[Records from a data source]
-- begin --

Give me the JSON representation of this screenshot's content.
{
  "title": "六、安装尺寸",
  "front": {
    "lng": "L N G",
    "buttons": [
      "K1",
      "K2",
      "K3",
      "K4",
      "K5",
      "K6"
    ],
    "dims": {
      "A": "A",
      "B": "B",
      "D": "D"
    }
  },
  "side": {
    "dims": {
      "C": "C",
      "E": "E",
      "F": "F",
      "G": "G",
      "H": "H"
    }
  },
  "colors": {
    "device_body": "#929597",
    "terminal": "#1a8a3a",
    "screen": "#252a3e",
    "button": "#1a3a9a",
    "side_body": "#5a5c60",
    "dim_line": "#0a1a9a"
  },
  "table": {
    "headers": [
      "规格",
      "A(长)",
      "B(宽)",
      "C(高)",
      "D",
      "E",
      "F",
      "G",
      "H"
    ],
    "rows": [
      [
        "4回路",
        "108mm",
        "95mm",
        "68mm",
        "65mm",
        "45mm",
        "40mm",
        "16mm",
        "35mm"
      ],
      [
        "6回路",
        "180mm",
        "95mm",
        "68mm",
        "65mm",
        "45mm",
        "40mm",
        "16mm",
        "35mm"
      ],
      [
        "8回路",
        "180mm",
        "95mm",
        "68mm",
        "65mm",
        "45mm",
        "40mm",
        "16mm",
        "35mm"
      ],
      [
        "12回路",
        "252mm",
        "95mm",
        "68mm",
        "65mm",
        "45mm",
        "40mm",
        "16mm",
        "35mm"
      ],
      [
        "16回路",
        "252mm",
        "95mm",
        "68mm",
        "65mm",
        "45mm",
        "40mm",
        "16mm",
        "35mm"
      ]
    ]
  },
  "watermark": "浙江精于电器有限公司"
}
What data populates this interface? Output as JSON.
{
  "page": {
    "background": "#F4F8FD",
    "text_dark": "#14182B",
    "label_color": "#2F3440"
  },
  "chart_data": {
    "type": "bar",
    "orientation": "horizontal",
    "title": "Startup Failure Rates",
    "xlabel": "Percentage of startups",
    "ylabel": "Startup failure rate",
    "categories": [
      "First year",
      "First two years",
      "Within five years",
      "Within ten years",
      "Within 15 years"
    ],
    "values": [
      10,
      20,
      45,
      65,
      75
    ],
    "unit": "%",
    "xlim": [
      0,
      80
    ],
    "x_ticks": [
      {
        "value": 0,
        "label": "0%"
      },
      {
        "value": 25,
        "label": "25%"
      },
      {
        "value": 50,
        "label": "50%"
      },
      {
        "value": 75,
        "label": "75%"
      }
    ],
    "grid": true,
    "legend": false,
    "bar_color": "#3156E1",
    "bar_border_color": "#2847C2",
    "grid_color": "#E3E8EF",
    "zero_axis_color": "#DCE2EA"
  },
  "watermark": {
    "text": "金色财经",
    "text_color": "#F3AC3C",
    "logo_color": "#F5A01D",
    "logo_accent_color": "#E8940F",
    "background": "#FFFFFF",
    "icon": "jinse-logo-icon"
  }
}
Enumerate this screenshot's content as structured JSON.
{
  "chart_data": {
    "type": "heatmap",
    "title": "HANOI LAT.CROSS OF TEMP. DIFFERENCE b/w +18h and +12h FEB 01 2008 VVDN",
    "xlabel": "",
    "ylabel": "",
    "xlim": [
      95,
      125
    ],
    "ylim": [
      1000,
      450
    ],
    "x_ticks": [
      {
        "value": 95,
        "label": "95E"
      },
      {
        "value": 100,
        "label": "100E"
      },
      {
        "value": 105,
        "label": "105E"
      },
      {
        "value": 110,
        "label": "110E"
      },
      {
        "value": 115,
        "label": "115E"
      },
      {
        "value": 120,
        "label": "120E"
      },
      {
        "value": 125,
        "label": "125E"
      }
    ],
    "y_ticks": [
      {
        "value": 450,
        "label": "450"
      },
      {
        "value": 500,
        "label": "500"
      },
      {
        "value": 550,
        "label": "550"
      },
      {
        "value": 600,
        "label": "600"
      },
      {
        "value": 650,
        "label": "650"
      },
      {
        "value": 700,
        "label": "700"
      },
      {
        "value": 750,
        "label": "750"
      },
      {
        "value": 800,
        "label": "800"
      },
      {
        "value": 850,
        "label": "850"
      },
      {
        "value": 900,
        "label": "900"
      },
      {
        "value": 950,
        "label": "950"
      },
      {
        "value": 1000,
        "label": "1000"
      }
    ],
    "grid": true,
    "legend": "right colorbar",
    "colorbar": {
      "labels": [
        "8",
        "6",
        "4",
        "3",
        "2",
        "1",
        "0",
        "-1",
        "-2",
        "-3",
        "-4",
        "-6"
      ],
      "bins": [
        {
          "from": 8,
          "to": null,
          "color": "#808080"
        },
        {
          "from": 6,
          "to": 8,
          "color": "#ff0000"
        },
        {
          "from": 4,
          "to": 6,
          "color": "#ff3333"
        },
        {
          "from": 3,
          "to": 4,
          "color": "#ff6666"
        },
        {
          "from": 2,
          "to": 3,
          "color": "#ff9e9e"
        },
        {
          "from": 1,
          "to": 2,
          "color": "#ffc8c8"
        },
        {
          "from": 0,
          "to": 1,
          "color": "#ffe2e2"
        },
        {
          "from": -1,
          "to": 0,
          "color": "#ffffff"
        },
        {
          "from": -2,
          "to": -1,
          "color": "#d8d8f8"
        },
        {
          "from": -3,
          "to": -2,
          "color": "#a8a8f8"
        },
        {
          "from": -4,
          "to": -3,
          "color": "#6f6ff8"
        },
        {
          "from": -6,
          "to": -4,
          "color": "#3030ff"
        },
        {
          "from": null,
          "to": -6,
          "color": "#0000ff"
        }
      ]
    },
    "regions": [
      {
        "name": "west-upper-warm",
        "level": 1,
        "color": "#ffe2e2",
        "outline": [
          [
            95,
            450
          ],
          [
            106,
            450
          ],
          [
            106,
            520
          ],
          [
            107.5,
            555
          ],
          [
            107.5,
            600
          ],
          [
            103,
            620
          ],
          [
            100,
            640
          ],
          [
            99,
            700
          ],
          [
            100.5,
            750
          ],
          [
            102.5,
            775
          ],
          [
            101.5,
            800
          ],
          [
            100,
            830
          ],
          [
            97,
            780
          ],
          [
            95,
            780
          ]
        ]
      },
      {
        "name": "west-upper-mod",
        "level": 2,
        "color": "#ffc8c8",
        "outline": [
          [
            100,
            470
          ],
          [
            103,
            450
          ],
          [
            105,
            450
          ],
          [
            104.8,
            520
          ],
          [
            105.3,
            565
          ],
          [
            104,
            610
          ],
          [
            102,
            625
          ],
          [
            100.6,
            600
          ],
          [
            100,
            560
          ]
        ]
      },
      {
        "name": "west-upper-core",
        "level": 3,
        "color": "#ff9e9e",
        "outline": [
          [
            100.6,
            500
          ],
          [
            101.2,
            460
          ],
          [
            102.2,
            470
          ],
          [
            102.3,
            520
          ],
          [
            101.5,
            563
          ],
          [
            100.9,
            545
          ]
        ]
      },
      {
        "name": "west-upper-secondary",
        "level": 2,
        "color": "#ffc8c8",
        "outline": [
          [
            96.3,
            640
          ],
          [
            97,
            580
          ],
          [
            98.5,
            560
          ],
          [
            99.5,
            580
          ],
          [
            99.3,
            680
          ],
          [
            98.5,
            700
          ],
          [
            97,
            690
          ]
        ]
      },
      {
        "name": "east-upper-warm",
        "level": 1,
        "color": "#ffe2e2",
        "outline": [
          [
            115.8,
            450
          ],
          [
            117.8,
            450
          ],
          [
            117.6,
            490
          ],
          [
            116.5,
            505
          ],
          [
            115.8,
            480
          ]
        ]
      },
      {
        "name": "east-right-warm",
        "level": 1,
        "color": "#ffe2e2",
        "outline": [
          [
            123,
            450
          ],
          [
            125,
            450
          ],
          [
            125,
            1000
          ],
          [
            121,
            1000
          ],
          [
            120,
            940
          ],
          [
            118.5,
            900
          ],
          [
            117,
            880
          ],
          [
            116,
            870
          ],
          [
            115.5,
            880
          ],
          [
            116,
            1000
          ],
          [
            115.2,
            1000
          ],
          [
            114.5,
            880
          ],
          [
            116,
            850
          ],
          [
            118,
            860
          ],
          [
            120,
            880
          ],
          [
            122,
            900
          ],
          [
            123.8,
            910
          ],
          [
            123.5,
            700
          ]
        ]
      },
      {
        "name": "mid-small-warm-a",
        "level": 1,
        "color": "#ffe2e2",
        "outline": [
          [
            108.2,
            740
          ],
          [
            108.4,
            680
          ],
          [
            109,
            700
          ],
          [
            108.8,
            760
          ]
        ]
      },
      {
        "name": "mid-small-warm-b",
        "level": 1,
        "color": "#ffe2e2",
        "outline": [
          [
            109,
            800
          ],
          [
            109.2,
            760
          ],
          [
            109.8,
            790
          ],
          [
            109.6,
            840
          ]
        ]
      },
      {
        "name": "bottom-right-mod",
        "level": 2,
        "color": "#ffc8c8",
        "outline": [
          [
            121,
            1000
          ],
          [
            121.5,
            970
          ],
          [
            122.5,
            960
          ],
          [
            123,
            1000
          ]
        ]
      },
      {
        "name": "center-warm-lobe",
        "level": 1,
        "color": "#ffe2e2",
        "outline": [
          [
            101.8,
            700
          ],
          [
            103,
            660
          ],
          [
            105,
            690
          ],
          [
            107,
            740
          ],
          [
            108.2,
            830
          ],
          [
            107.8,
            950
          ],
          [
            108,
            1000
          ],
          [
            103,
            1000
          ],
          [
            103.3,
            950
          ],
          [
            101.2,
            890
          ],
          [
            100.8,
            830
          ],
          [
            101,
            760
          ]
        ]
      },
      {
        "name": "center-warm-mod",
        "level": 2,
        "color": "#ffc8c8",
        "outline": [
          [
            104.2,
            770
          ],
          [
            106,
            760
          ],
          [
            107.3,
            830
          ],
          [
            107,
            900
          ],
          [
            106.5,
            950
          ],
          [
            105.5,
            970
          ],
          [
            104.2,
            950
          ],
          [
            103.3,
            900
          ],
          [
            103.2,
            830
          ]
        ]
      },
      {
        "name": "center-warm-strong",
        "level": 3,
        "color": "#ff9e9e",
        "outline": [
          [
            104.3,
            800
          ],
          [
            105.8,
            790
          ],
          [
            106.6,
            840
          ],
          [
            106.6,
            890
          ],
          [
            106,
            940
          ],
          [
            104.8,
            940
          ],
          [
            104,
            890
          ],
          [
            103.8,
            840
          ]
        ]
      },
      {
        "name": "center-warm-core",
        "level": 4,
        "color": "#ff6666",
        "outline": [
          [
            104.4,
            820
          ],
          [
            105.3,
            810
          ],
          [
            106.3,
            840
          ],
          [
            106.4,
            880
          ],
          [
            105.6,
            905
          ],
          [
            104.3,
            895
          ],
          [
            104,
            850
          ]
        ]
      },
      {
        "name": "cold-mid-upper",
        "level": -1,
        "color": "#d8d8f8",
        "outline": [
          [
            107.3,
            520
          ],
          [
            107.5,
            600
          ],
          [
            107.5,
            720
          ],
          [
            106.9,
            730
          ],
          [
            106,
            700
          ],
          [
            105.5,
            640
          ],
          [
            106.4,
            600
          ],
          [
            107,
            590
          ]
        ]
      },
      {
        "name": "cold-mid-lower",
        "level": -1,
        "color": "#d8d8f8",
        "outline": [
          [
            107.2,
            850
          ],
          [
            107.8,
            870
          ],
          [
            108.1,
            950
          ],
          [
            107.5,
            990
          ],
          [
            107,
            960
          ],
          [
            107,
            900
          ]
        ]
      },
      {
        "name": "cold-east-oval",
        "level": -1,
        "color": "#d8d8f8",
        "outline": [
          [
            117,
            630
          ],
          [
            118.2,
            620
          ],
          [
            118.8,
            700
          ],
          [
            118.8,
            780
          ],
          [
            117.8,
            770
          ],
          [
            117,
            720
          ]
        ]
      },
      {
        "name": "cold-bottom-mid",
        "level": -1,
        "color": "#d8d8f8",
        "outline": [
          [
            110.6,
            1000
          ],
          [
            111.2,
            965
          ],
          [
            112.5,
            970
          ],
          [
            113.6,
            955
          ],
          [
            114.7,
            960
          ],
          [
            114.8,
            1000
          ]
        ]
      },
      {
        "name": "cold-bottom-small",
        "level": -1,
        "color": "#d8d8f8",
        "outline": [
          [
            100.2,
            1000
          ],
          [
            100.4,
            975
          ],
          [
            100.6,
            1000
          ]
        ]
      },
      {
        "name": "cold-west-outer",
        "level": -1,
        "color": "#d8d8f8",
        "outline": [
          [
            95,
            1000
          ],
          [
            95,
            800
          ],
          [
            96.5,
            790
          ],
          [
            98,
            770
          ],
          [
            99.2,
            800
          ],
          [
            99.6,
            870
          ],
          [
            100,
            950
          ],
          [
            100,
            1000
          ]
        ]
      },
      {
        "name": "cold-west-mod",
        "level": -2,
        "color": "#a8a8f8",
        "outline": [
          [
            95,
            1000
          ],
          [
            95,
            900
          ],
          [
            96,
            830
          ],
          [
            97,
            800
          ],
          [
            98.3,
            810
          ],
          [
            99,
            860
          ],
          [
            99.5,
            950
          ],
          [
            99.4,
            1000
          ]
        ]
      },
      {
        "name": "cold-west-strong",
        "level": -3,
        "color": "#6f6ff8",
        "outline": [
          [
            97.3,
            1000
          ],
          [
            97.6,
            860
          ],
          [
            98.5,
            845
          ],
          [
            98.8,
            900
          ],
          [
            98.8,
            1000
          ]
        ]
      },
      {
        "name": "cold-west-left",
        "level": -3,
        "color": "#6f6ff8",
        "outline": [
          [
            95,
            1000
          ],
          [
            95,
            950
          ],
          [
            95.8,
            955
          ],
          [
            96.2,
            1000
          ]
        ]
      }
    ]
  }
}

-- end --

What is expected: Where a line in the material above holds "content", copy that line.

The reply:
Give me the JSON representation of this screenshot's content.
Enumerate this screenshot's content as structured JSON.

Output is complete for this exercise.